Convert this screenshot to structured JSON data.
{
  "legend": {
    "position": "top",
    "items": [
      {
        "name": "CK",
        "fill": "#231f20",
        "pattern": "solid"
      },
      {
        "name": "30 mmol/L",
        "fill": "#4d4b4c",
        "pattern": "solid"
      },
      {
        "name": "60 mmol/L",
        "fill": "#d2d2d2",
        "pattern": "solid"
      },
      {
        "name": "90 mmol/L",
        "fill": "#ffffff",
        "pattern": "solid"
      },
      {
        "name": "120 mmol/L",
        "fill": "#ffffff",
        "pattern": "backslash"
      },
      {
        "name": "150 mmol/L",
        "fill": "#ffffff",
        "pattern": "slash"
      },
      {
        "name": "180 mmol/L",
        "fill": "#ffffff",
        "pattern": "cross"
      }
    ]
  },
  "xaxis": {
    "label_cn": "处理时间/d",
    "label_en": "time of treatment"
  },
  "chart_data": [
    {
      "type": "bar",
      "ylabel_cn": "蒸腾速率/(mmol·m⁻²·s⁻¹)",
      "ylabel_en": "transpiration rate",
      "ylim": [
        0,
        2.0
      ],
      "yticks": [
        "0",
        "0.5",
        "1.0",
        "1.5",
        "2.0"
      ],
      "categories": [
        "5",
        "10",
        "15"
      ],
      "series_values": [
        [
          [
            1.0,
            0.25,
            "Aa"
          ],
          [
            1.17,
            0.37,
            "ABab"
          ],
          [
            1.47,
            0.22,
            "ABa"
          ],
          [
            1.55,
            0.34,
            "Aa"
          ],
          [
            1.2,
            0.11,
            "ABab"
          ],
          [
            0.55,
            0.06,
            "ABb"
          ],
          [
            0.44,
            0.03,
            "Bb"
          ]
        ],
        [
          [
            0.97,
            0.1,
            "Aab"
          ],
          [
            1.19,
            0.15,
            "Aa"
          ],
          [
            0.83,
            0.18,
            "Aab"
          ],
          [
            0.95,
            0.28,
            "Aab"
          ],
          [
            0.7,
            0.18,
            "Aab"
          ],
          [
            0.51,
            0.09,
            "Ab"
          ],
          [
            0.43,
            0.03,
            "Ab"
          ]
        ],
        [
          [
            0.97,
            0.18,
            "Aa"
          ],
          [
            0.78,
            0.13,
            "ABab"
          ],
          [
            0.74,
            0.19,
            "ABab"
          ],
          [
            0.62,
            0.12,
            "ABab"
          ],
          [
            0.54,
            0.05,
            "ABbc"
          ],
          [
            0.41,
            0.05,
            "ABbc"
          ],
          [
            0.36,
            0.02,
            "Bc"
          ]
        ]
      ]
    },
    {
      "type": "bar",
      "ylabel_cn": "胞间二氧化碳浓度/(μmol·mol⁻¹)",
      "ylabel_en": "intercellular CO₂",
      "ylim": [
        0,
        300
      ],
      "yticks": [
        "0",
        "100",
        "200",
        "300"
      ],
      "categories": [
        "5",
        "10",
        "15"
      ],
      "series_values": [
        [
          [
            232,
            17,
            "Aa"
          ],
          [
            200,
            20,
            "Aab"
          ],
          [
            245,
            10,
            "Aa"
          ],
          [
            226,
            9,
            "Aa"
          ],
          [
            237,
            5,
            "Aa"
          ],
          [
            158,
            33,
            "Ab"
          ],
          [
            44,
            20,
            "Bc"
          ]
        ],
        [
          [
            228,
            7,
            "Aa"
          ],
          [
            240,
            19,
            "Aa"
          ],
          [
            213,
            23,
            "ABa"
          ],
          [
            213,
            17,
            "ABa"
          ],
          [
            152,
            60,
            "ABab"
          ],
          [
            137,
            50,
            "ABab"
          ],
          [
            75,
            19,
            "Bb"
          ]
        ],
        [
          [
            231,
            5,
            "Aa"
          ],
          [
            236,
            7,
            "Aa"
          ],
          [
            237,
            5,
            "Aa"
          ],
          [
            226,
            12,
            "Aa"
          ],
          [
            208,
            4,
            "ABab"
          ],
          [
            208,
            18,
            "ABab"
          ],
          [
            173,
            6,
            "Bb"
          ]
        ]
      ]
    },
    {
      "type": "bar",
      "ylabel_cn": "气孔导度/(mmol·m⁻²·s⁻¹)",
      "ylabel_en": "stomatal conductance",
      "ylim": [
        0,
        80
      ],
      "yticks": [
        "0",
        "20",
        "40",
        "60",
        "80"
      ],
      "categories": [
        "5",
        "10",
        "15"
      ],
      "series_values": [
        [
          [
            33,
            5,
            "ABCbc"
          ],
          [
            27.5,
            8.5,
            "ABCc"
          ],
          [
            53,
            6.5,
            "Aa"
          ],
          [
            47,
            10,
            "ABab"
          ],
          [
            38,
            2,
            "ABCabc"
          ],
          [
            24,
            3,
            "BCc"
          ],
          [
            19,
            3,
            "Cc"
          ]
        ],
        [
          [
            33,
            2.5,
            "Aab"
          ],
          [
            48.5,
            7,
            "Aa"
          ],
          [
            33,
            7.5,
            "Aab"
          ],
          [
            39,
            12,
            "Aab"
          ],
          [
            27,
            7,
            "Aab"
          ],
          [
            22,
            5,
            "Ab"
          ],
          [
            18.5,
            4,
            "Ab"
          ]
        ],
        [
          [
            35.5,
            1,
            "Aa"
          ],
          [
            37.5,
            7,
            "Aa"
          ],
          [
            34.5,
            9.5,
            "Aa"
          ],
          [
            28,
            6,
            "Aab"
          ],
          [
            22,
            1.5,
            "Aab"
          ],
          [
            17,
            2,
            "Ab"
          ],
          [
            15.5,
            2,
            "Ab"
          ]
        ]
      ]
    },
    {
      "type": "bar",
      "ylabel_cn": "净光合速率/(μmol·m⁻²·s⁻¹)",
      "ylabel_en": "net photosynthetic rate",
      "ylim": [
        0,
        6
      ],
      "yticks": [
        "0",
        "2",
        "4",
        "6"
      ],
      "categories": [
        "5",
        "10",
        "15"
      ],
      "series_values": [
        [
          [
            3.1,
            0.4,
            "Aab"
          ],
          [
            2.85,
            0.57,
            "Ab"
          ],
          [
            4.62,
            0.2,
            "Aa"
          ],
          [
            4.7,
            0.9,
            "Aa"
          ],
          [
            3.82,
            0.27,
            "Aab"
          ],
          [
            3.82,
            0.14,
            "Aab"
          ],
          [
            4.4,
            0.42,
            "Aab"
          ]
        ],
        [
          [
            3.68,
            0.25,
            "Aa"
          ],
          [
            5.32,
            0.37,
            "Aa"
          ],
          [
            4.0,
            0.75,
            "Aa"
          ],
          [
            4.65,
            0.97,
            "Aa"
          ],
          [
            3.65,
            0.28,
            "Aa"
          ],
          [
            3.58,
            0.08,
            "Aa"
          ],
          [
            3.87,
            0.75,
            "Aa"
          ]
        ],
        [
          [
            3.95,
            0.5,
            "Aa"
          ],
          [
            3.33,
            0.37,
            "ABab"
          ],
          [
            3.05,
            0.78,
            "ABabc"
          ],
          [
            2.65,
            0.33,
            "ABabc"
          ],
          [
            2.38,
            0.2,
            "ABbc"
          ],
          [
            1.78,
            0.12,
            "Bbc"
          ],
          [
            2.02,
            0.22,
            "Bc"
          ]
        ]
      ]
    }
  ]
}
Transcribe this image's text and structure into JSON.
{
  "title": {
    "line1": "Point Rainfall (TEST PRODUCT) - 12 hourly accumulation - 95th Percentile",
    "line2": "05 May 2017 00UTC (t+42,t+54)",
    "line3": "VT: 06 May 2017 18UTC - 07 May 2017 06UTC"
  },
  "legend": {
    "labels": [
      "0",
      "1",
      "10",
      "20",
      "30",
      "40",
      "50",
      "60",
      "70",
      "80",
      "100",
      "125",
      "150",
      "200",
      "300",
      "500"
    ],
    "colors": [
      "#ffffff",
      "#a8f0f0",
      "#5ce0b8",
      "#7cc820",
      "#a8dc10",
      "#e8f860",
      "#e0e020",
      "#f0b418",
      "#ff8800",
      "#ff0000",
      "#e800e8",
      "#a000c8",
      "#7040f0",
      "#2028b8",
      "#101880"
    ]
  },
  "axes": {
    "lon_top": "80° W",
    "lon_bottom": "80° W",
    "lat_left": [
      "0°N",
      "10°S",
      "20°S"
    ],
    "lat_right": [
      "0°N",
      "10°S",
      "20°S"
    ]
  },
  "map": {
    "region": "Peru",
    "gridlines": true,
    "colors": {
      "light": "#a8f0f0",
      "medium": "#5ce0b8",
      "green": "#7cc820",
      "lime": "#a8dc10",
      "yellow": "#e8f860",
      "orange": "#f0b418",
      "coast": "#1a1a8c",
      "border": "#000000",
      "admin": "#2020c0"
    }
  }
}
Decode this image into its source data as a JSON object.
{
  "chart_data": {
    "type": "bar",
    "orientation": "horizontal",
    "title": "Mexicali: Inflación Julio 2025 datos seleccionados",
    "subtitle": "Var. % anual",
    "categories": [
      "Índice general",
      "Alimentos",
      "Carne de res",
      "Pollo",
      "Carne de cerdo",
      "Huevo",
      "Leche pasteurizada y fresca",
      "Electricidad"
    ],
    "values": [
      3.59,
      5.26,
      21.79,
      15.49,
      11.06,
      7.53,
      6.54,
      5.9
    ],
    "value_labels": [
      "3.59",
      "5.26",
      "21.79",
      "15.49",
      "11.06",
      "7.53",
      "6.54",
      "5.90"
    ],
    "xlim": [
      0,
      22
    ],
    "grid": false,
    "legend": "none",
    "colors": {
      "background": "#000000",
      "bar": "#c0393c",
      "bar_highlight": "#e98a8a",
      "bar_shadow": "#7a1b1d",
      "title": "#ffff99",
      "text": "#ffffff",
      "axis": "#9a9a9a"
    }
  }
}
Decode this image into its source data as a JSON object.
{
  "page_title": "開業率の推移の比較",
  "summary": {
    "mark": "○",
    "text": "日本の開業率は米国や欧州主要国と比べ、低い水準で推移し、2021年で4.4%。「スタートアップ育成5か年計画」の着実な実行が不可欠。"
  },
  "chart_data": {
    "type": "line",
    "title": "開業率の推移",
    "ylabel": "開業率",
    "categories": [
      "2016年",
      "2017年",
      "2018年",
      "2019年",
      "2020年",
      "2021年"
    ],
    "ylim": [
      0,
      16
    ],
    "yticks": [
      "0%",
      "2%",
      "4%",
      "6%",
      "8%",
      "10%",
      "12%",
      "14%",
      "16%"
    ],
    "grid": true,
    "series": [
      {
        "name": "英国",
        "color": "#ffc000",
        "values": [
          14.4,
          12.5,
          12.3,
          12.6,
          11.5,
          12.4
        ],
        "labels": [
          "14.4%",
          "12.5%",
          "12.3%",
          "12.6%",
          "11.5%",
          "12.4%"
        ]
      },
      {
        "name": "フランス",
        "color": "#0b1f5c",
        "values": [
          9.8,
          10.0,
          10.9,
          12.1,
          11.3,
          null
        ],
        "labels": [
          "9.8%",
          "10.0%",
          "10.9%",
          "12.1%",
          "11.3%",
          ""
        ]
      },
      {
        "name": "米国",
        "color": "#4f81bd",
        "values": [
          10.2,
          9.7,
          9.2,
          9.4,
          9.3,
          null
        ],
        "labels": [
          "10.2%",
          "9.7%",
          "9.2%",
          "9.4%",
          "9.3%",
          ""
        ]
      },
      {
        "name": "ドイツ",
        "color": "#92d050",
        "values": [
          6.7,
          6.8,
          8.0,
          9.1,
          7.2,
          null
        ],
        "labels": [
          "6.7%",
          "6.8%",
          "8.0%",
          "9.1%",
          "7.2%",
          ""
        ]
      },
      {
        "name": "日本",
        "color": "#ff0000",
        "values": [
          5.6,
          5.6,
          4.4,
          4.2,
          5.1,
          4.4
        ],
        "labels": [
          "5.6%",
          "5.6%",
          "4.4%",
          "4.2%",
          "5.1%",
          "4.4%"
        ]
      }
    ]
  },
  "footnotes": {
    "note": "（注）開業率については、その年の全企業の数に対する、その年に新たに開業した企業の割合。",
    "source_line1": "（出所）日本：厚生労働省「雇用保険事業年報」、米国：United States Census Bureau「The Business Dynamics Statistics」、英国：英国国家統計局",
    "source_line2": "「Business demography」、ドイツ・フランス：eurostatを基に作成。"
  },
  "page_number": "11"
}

* TASK TO CARRY OUT: Your answer should be a single number: the count of lines in these records that hold the string "フランス".

* ANSWER FOR THE TASK: 2